**What you should do**
In the copy, include every entry exactly but none of the images.

Dataset items:
--- --- ---

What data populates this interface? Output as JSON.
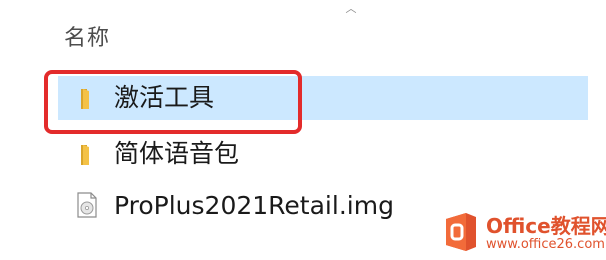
{
  "header": {
    "column_name": "名称",
    "sort_icon": "chevron-up-icon"
  },
  "files": [
    {
      "name": "激活工具",
      "type": "folder",
      "icon": "folder-icon",
      "selected": true
    },
    {
      "name": "简体语音包",
      "type": "folder",
      "icon": "folder-icon",
      "selected": false
    },
    {
      "name": "ProPlus2021Retail.img",
      "type": "disc-image",
      "icon": "disc-image-icon",
      "selected": false
    }
  ],
  "annotation": {
    "highlight_color": "#e32b2b"
  },
  "colors": {
    "selection": "#cce8ff",
    "folder": "#f4c247"
  },
  "watermark": {
    "title": "Office教程网",
    "url": "www.office26.com",
    "icon": "office-logo-icon"
  }
}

--- --- ---

**Exercise answer**
What data populates this interface? Output as JSON.
{
  "header": {
    "column_name": "名称",
    "sort_icon": "chevron-up-icon"
  },
  "files": [
    {
      "name": "激活工具",
      "type": "folder",
      "icon": "folder-icon",
      "selected": true
    },
    {
      "name": "简体语音包",
      "type": "folder",
      "icon": "folder-icon",
      "selected": false
    },
    {
      "name": "ProPlus2021Retail.img",
      "type": "disc-image",
      "icon": "disc-image-icon",
      "selected": false
    }
  ],
  "annotation": {
    "highlight_color": "#e32b2b"
  },
  "colors": {
    "selection": "#cce8ff",
    "folder": "#f4c247"
  },
  "watermark": {
    "title": "Office教程网",
    "url": "www.office26.com",
    "icon": "office-logo-icon"
  }
}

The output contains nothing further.